WORK INSTRUCTIONS = Return every line of the listing that includes the string "Manuell".
MATERIALS PROVIDED Start Marker
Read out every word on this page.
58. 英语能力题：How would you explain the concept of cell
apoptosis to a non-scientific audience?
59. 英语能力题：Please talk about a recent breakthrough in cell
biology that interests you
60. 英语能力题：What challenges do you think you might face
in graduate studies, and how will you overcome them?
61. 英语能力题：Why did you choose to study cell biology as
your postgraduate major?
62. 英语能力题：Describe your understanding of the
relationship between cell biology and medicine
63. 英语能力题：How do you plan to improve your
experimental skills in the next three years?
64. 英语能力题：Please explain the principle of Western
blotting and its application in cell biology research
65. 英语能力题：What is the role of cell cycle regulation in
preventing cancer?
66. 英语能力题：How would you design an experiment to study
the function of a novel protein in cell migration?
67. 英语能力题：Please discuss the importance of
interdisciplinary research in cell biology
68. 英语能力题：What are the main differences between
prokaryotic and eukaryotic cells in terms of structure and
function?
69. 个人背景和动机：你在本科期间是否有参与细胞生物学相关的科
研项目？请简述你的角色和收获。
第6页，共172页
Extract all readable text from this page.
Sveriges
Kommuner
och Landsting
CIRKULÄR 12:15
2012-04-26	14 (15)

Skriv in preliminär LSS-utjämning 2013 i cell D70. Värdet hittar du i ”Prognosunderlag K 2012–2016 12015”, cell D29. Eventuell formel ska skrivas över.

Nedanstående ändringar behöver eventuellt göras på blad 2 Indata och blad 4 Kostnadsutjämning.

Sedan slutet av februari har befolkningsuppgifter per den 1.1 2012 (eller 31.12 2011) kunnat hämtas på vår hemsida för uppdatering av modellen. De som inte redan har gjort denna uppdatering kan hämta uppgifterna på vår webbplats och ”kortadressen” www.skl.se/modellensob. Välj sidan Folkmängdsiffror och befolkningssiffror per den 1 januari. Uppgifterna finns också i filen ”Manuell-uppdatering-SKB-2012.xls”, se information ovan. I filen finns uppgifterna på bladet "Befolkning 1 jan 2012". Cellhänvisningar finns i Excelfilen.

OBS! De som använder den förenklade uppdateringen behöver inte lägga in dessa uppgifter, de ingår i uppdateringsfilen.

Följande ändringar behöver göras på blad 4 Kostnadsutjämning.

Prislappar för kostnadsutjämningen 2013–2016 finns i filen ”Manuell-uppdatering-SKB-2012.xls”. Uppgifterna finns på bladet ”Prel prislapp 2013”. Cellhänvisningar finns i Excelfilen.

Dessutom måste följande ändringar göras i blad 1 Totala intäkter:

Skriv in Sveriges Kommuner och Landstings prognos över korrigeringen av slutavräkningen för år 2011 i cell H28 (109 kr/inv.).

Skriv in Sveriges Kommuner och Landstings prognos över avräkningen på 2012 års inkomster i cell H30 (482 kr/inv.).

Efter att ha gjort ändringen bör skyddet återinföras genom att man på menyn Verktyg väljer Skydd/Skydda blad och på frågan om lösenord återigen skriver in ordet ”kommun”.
MATERIALS PROVIDED End Marker
EXPECTED ANSWER =
Sedan slutet av februari har befolkningsuppgifter per den 1.1 2012 (eller 31.12 2011) kunnat hämtas på vår hemsida för uppdatering av modellen. De som inte redan har gjort denna uppdatering kan hämta uppgifterna på vår webbplats och ”kortadressen” www.skl.se/modellensob. Välj sidan Folkmängdsiffror och befolkningssiffror per den 1 januari. Uppgifterna finns också i filen ”Manuell-uppdatering-SKB-2012.xls”, se information ovan. I filen finns uppgifterna på bladet "Befolkning 1 jan 2012". Cellhänvisningar finns i Excelfilen.
Prislappar för kostnadsutjämningen 2013–2016 finns i filen ”Manuell-uppdatering-SKB-2012.xls”. Uppgifterna finns på bladet ”Prel prislapp 2013”. Cellhänvisningar finns i Excelfilen.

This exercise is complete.